» Your instructions: Restate each of the lines given below, word for word.

* * *

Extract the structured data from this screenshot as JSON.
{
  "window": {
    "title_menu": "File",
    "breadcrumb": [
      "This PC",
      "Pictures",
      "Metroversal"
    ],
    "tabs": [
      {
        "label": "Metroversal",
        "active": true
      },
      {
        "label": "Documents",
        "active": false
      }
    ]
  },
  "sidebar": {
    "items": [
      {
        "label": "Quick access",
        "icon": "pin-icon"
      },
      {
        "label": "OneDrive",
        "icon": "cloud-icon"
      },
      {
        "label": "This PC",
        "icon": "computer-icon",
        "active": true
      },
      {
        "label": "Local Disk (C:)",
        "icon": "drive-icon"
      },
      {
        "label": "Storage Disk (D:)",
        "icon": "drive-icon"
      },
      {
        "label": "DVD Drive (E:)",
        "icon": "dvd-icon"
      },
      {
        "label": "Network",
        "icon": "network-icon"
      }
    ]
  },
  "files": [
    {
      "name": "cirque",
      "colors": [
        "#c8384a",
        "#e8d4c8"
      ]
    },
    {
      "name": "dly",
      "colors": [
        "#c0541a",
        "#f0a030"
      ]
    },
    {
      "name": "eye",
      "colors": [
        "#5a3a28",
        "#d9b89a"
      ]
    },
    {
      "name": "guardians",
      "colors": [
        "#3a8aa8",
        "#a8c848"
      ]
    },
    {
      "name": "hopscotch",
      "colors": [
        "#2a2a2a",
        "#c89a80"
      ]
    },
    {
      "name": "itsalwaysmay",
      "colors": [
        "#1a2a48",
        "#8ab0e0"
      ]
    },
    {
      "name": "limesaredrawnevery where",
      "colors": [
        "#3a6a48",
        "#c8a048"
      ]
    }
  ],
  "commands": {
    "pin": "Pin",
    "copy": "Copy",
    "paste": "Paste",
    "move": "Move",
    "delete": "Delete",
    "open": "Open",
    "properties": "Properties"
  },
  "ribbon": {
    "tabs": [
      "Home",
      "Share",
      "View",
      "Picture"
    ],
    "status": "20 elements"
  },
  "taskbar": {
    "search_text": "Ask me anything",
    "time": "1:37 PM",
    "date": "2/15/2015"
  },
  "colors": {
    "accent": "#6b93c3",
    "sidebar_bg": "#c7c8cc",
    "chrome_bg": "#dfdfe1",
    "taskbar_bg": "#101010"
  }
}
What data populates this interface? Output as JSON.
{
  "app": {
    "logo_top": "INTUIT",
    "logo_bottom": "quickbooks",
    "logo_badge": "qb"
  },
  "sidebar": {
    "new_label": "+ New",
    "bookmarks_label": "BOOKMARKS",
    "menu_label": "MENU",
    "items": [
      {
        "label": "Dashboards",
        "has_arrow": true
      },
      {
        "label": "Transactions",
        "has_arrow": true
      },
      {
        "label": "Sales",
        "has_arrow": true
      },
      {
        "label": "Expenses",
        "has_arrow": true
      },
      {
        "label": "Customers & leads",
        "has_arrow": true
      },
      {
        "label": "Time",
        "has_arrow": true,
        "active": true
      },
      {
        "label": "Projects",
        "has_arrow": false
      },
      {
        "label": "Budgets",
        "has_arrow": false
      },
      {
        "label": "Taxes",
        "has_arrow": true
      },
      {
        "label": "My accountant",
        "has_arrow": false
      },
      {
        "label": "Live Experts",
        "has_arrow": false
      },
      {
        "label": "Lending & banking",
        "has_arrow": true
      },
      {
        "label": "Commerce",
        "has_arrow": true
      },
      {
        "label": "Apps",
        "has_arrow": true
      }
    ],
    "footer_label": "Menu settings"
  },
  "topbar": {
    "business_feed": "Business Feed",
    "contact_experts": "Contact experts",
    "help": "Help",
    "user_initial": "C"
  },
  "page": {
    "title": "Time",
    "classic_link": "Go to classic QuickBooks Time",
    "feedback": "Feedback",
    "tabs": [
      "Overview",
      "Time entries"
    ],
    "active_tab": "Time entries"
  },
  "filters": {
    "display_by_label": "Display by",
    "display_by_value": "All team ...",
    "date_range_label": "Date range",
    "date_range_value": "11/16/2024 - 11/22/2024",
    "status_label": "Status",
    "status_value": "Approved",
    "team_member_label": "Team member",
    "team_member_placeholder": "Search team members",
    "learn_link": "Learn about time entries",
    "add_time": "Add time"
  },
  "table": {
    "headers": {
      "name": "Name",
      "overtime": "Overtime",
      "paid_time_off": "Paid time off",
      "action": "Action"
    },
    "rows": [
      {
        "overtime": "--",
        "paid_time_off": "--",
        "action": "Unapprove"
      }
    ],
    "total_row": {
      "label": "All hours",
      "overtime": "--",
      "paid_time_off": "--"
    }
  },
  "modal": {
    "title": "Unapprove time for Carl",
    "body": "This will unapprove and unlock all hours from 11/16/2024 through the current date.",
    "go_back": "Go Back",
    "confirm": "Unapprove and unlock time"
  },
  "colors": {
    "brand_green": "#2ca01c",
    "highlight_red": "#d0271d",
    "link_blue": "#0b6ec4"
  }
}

* * *

» Result for this exercise:
Extract the structured data from this screenshot as JSON.
{
  "window": {
    "title_menu": "File",
    "breadcrumb": [
      "This PC",
      "Pictures",
      "Metroversal"
    ],
    "tabs": [
      {
        "label": "Metroversal",
        "active": true
      },
      {
        "label": "Documents",
        "active": false
      }
    ]
  },
  "sidebar": {
    "items": [
      {
        "label": "Quick access",
        "icon": "pin-icon"
      },
      {
        "label": "OneDrive",
        "icon": "cloud-icon"
      },
      {
        "label": "This PC",
        "icon": "computer-icon",
        "active": true
      },
      {
        "label": "Local Disk (C:)",
        "icon": "drive-icon"
      },
      {
        "label": "Storage Disk (D:)",
        "icon": "drive-icon"
      },
      {
        "label": "DVD Drive (E:)",
        "icon": "dvd-icon"
      },
      {
        "label": "Network",
        "icon": "network-icon"
      }
    ]
  },
  "files": [
    {
      "name": "cirque",
      "colors": [
        "#c8384a",
        "#e8d4c8"
      ]
    },
    {
      "name": "dly",
      "colors": [
        "#c0541a",
        "#f0a030"
      ]
    },
    {
      "name": "eye",
      "colors": [
        "#5a3a28",
        "#d9b89a"
      ]
    },
    {
      "name": "guardians",
      "colors": [
        "#3a8aa8",
        "#a8c848"
      ]
    },
    {
      "name": "hopscotch",
      "colors": [
        "#2a2a2a",
        "#c89a80"
      ]
    },
    {
      "name": "itsalwaysmay",
      "colors": [
        "#1a2a48",
        "#8ab0e0"
      ]
    },
    {
      "name": "limesaredrawnevery where",
      "colors": [
        "#3a6a48",
        "#c8a048"
      ]
    }
  ],
  "commands": {
    "pin": "Pin",
    "copy": "Copy",
    "paste": "Paste",
    "move": "Move",
    "delete": "Delete",
    "open": "Open",
    "properties": "Properties"
  },
  "ribbon": {
    "tabs": [
      "Home",
      "Share",
      "View",
      "Picture"
    ],
    "status": "20 elements"
  },
  "taskbar": {
    "search_text": "Ask me anything",
    "time": "1:37 PM",
    "date": "2/15/2015"
  },
  "colors": {
    "accent": "#6b93c3",
    "sidebar_bg": "#c7c8cc",
    "chrome_bg": "#dfdfe1",
    "taskbar_bg": "#101010"
  }
}
What data populates this interface? Output as JSON.
{
  "app": {
    "logo_top": "INTUIT",
    "logo_bottom": "quickbooks",
    "logo_badge": "qb"
  },
  "sidebar": {
    "new_label": "+ New",
    "bookmarks_label": "BOOKMARKS",
    "menu_label": "MENU",
    "items": [
      {
        "label": "Dashboards",
        "has_arrow": true
      },
      {
        "label": "Transactions",
        "has_arrow": true
      },
      {
        "label": "Sales",
        "has_arrow": true
      },
      {
        "label": "Expenses",
        "has_arrow": true
      },
      {
        "label": "Customers & leads",
        "has_arrow": true
      },
      {
        "label": "Time",
        "has_arrow": true,
        "active": true
      },
      {
        "label": "Projects",
        "has_arrow": false
      },
      {
        "label": "Budgets",
        "has_arrow": false
      },
      {
        "label": "Taxes",
        "has_arrow": true
      },
      {
        "label": "My accountant",
        "has_arrow": false
      },
      {
        "label": "Live Experts",
        "has_arrow": false
      },
      {
        "label": "Lending & banking",
        "has_arrow": true
      },
      {
        "label": "Commerce",
        "has_arrow": true
      },
      {
        "label": "Apps",
        "has_arrow": true
      }
    ],
    "footer_label": "Menu settings"
  },
  "topbar": {
    "business_feed": "Business Feed",
    "contact_experts": "Contact experts",
    "help": "Help",
    "user_initial": "C"
  },
  "page": {
    "title": "Time",
    "classic_link": "Go to classic QuickBooks Time",
    "feedback": "Feedback",
    "tabs": [
      "Overview",
      "Time entries"
    ],
    "active_tab": "Time entries"
  },
  "filters": {
    "display_by_label": "Display by",
    "display_by_value": "All team ...",
    "date_range_label": "Date range",
    "date_range_value": "11/16/2024 - 11/22/2024",
    "status_label": "Status",
    "status_value": "Approved",
    "team_member_label": "Team member",
    "team_member_placeholder": "Search team members",
    "learn_link": "Learn about time entries",
    "add_time": "Add time"
  },
  "table": {
    "headers": {
      "name": "Name",
      "overtime": "Overtime",
      "paid_time_off": "Paid time off",
      "action": "Action"
    },
    "rows": [
      {
        "overtime": "--",
        "paid_time_off": "--",
        "action": "Unapprove"
      }
    ],
    "total_row": {
      "label": "All hours",
      "overtime": "--",
      "paid_time_off": "--"
    }
  },
  "modal": {
    "title": "Unapprove time for Carl",
    "body": "This will unapprove and unlock all hours from 11/16/2024 through the current date.",
    "go_back": "Go Back",
    "confirm": "Unapprove and unlock time"
  },
  "colors": {
    "brand_green": "#2ca01c",
    "highlight_red": "#d0271d",
    "link_blue": "#0b6ec4"
  }
}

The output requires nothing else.